PROBLEM: The records below hold pictures; please leave those out and retype the rest exactly.

PROVIDED DATA:
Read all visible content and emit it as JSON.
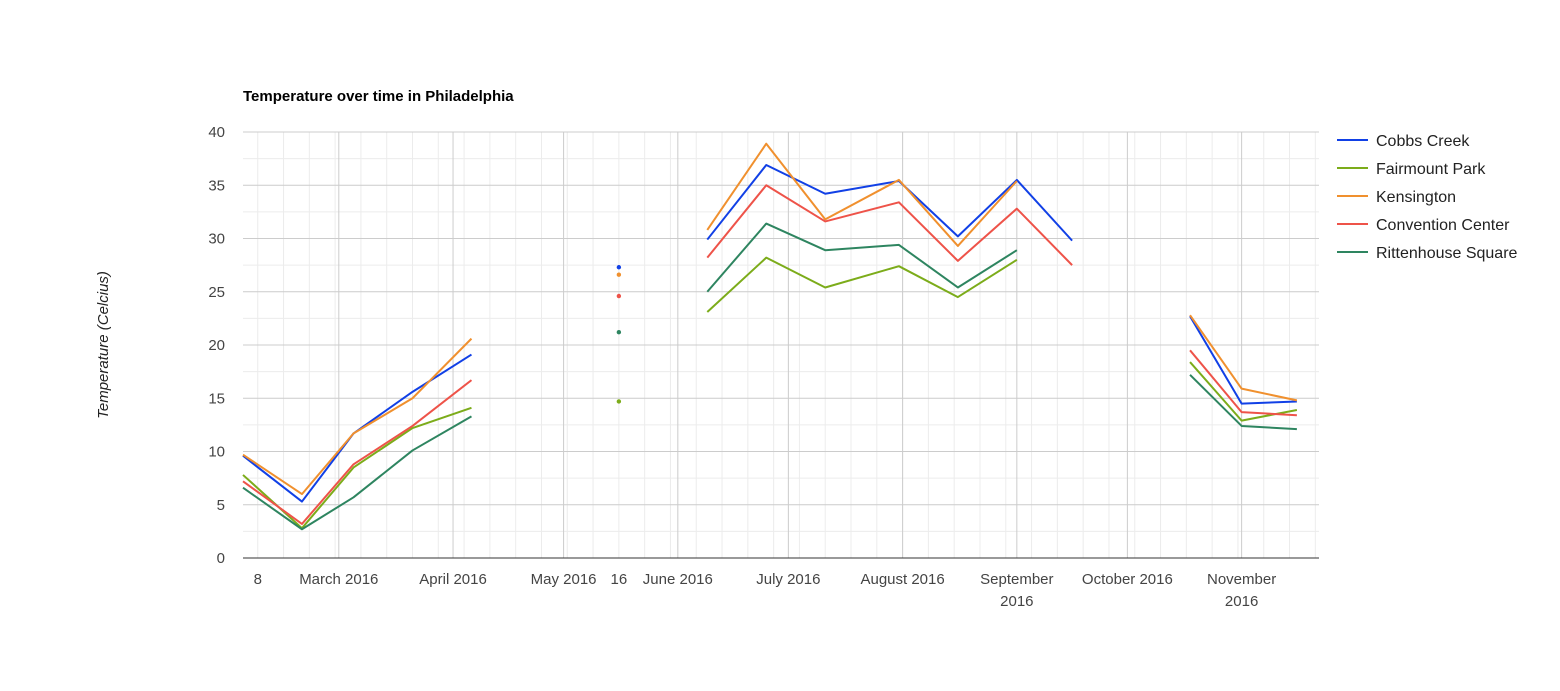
{
  "chart_data": {
    "type": "line",
    "title": "Temperature over time in Philadelphia",
    "xlabel": "",
    "ylabel": "Temperature (Celcius)",
    "ylim": [
      0,
      40
    ],
    "yticks": [
      "0",
      "5",
      "10",
      "15",
      "20",
      "25",
      "30",
      "35",
      "40"
    ],
    "xlim": [
      "2016-02-04",
      "2016-11-22"
    ],
    "xticks": [
      {
        "date": "2016-02-08",
        "label": "8"
      },
      {
        "date": "2016-03-01",
        "label": "March 2016"
      },
      {
        "date": "2016-04-01",
        "label": "April 2016"
      },
      {
        "date": "2016-05-01",
        "label": "May 2016"
      },
      {
        "date": "2016-05-16",
        "label": "16"
      },
      {
        "date": "2016-06-01",
        "label": "June 2016"
      },
      {
        "date": "2016-07-01",
        "label": "July 2016"
      },
      {
        "date": "2016-08-01",
        "label": "August 2016"
      },
      {
        "date": "2016-09-01",
        "label": "September 2016"
      },
      {
        "date": "2016-10-01",
        "label": "October 2016"
      },
      {
        "date": "2016-11-01",
        "label": "November 2016"
      }
    ],
    "grid": true,
    "legend_position": "right",
    "dates": [
      "2016-02-04",
      "2016-02-20",
      "2016-03-05",
      "2016-03-21",
      "2016-04-06",
      "2016-05-16",
      "2016-06-09",
      "2016-06-25",
      "2016-07-11",
      "2016-07-31",
      "2016-08-16",
      "2016-09-01",
      "2016-09-16",
      "2016-10-02",
      "2016-10-18",
      "2016-11-01",
      "2016-11-16"
    ],
    "series": [
      {
        "name": "Cobbs Creek",
        "color": "#1140e6",
        "values": [
          9.6,
          5.3,
          11.7,
          15.6,
          19.1,
          27.3,
          29.9,
          36.9,
          34.2,
          35.4,
          30.2,
          35.5,
          29.8,
          null,
          22.7,
          14.5,
          14.7
        ]
      },
      {
        "name": "Fairmount Park",
        "color": "#7cac1a",
        "values": [
          7.8,
          2.8,
          8.5,
          12.2,
          14.1,
          14.7,
          23.1,
          28.2,
          25.4,
          27.4,
          24.5,
          28.0,
          null,
          null,
          18.4,
          12.9,
          13.9
        ]
      },
      {
        "name": "Kensington",
        "color": "#f0902e",
        "values": [
          9.7,
          6.0,
          11.7,
          15.0,
          20.6,
          26.6,
          30.8,
          38.9,
          31.8,
          35.5,
          29.3,
          35.4,
          null,
          null,
          22.8,
          15.9,
          14.8
        ]
      },
      {
        "name": "Convention Center",
        "color": "#ee5349",
        "values": [
          7.2,
          3.2,
          8.8,
          12.4,
          16.7,
          24.6,
          28.2,
          35.0,
          31.6,
          33.4,
          27.9,
          32.8,
          27.5,
          null,
          19.5,
          13.7,
          13.4
        ]
      },
      {
        "name": "Rittenhouse Square",
        "color": "#2e8560",
        "values": [
          6.6,
          2.7,
          5.7,
          10.1,
          13.3,
          21.2,
          25.0,
          31.4,
          28.9,
          29.4,
          25.4,
          28.9,
          null,
          null,
          17.2,
          12.4,
          12.1
        ]
      }
    ]
  }
}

ANSWER BELOW:
Read all visible content and emit it as JSON.
{
  "chart_data": {
    "type": "line",
    "title": "Temperature over time in Philadelphia",
    "xlabel": "",
    "ylabel": "Temperature (Celcius)",
    "ylim": [
      0,
      40
    ],
    "yticks": [
      "0",
      "5",
      "10",
      "15",
      "20",
      "25",
      "30",
      "35",
      "40"
    ],
    "xlim": [
      "2016-02-04",
      "2016-11-22"
    ],
    "xticks": [
      {
        "date": "2016-02-08",
        "label": "8"
      },
      {
        "date": "2016-03-01",
        "label": "March 2016"
      },
      {
        "date": "2016-04-01",
        "label": "April 2016"
      },
      {
        "date": "2016-05-01",
        "label": "May 2016"
      },
      {
        "date": "2016-05-16",
        "label": "16"
      },
      {
        "date": "2016-06-01",
        "label": "June 2016"
      },
      {
        "date": "2016-07-01",
        "label": "July 2016"
      },
      {
        "date": "2016-08-01",
        "label": "August 2016"
      },
      {
        "date": "2016-09-01",
        "label": "September 2016"
      },
      {
        "date": "2016-10-01",
        "label": "October 2016"
      },
      {
        "date": "2016-11-01",
        "label": "November 2016"
      }
    ],
    "grid": true,
    "legend_position": "right",
    "dates": [
      "2016-02-04",
      "2016-02-20",
      "2016-03-05",
      "2016-03-21",
      "2016-04-06",
      "2016-05-16",
      "2016-06-09",
      "2016-06-25",
      "2016-07-11",
      "2016-07-31",
      "2016-08-16",
      "2016-09-01",
      "2016-09-16",
      "2016-10-02",
      "2016-10-18",
      "2016-11-01",
      "2016-11-16"
    ],
    "series": [
      {
        "name": "Cobbs Creek",
        "color": "#1140e6",
        "values": [
          9.6,
          5.3,
          11.7,
          15.6,
          19.1,
          27.3,
          29.9,
          36.9,
          34.2,
          35.4,
          30.2,
          35.5,
          29.8,
          null,
          22.7,
          14.5,
          14.7
        ]
      },
      {
        "name": "Fairmount Park",
        "color": "#7cac1a",
        "values": [
          7.8,
          2.8,
          8.5,
          12.2,
          14.1,
          14.7,
          23.1,
          28.2,
          25.4,
          27.4,
          24.5,
          28.0,
          null,
          null,
          18.4,
          12.9,
          13.9
        ]
      },
      {
        "name": "Kensington",
        "color": "#f0902e",
        "values": [
          9.7,
          6.0,
          11.7,
          15.0,
          20.6,
          26.6,
          30.8,
          38.9,
          31.8,
          35.5,
          29.3,
          35.4,
          null,
          null,
          22.8,
          15.9,
          14.8
        ]
      },
      {
        "name": "Convention Center",
        "color": "#ee5349",
        "values": [
          7.2,
          3.2,
          8.8,
          12.4,
          16.7,
          24.6,
          28.2,
          35.0,
          31.6,
          33.4,
          27.9,
          32.8,
          27.5,
          null,
          19.5,
          13.7,
          13.4
        ]
      },
      {
        "name": "Rittenhouse Square",
        "color": "#2e8560",
        "values": [
          6.6,
          2.7,
          5.7,
          10.1,
          13.3,
          21.2,
          25.0,
          31.4,
          28.9,
          29.4,
          25.4,
          28.9,
          null,
          null,
          17.2,
          12.4,
          12.1
        ]
      }
    ]
  }
}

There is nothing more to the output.